TASK TO CARRY OUT: Transcribe every line exactly and omit anything that is a picture.

****

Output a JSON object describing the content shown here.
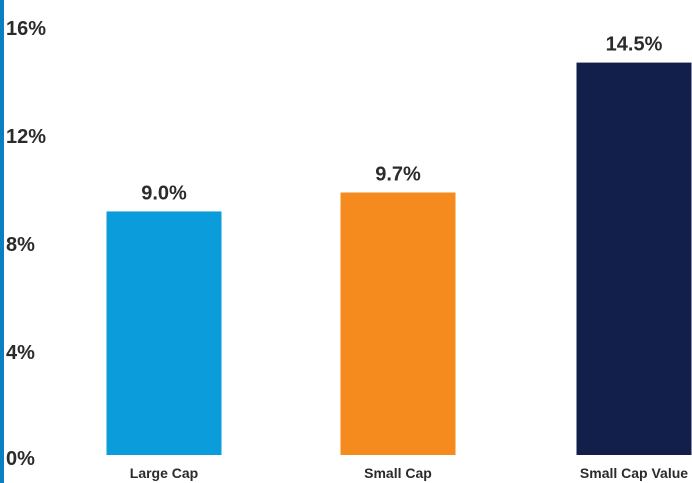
{
  "chart_data": {
    "type": "bar",
    "categories": [
      "Large Cap",
      "Small Cap",
      "Small Cap Value"
    ],
    "values": [
      9.0,
      9.7,
      14.5
    ],
    "data_labels": [
      "9.0%",
      "9.7%",
      "14.5%"
    ],
    "colors": [
      "#0b9ddb",
      "#f58a1f",
      "#131f4b"
    ],
    "yticks": [
      {
        "value": 0,
        "label": "0%"
      },
      {
        "value": 4,
        "label": "4%"
      },
      {
        "value": 8,
        "label": "8%"
      },
      {
        "value": 12,
        "label": "12%"
      },
      {
        "value": 16,
        "label": "16%"
      }
    ],
    "ylim": [
      0,
      16
    ],
    "grid": false,
    "legend": "none",
    "accent_color": "#0b7fc2"
  }
}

****

OUTPUT BELOW:
Output a JSON object describing the content shown here.
{
  "chart_data": {
    "type": "bar",
    "categories": [
      "Large Cap",
      "Small Cap",
      "Small Cap Value"
    ],
    "values": [
      9.0,
      9.7,
      14.5
    ],
    "data_labels": [
      "9.0%",
      "9.7%",
      "14.5%"
    ],
    "colors": [
      "#0b9ddb",
      "#f58a1f",
      "#131f4b"
    ],
    "yticks": [
      {
        "value": 0,
        "label": "0%"
      },
      {
        "value": 4,
        "label": "4%"
      },
      {
        "value": 8,
        "label": "8%"
      },
      {
        "value": 12,
        "label": "12%"
      },
      {
        "value": 16,
        "label": "16%"
      }
    ],
    "ylim": [
      0,
      16
    ],
    "grid": false,
    "legend": "none",
    "accent_color": "#0b7fc2"
  }
}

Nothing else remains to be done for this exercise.